> **Prompt**
Count the lines below that contain the word "eller" and give only the number.

> **Entries provided**
○ ○ ○ ○ ○
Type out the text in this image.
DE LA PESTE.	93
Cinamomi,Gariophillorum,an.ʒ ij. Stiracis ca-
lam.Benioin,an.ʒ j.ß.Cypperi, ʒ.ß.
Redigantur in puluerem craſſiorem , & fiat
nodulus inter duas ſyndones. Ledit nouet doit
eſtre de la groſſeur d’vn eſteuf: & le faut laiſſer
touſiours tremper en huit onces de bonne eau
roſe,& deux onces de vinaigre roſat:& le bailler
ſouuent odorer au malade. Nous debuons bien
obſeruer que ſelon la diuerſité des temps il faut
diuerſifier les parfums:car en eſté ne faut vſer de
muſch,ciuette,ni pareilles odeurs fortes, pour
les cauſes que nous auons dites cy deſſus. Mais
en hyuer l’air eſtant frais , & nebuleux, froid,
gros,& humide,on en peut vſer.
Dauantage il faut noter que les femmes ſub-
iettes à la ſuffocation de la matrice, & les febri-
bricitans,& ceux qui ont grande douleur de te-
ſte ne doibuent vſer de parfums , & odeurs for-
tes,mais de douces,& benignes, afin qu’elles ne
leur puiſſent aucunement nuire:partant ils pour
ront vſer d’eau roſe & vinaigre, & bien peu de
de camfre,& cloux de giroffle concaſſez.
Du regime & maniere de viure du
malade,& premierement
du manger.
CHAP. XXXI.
○ ○ ○ ○ ○
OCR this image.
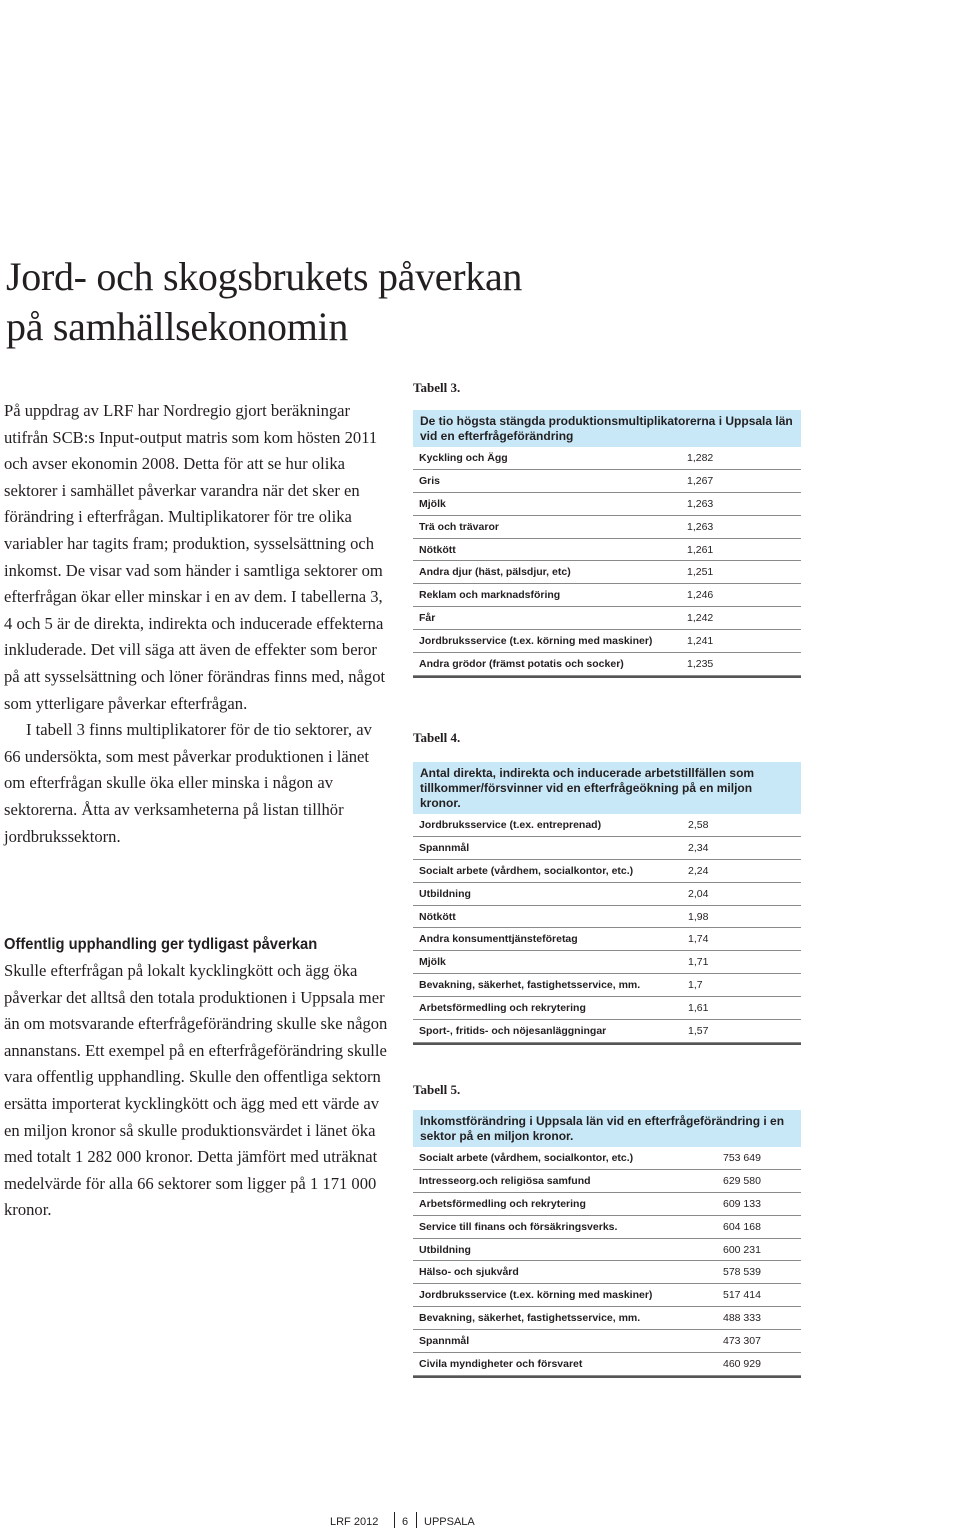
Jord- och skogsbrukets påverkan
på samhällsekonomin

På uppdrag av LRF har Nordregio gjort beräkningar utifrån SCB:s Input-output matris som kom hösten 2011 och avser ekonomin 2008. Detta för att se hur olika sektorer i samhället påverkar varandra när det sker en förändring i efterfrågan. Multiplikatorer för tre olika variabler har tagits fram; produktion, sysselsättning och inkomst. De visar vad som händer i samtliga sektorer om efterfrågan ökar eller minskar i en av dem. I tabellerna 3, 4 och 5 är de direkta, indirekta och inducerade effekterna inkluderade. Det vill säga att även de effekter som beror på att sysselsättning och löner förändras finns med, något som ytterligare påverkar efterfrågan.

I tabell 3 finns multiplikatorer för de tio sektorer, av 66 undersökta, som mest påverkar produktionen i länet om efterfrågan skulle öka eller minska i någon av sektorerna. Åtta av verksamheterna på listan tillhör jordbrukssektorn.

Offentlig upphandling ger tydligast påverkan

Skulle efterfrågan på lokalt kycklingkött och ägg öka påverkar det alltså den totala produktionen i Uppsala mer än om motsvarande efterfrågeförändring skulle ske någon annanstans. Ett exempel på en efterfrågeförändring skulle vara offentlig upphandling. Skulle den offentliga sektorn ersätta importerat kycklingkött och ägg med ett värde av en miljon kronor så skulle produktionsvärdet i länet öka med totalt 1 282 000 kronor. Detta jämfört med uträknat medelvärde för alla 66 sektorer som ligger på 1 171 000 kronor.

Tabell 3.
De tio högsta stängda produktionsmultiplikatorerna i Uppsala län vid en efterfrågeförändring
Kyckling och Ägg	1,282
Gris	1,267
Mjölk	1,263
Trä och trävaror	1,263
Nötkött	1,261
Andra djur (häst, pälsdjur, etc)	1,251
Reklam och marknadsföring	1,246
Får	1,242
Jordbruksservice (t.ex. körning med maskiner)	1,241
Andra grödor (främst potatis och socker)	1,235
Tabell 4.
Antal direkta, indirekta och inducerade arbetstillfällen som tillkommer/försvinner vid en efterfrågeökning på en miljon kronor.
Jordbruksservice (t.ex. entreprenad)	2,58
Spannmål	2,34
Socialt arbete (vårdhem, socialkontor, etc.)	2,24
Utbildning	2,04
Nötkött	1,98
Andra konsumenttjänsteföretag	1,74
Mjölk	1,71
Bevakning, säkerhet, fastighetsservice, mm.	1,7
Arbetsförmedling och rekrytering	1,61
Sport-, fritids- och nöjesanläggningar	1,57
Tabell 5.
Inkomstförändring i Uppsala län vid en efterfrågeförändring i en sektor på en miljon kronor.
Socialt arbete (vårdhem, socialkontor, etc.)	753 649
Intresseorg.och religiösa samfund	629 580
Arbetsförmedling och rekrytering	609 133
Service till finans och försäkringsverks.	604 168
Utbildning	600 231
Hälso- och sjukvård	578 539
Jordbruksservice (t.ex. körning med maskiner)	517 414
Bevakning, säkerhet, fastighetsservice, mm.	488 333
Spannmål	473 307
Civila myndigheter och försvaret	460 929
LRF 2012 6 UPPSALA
○ ○ ○ ○ ○
> **Output for this exercise**
2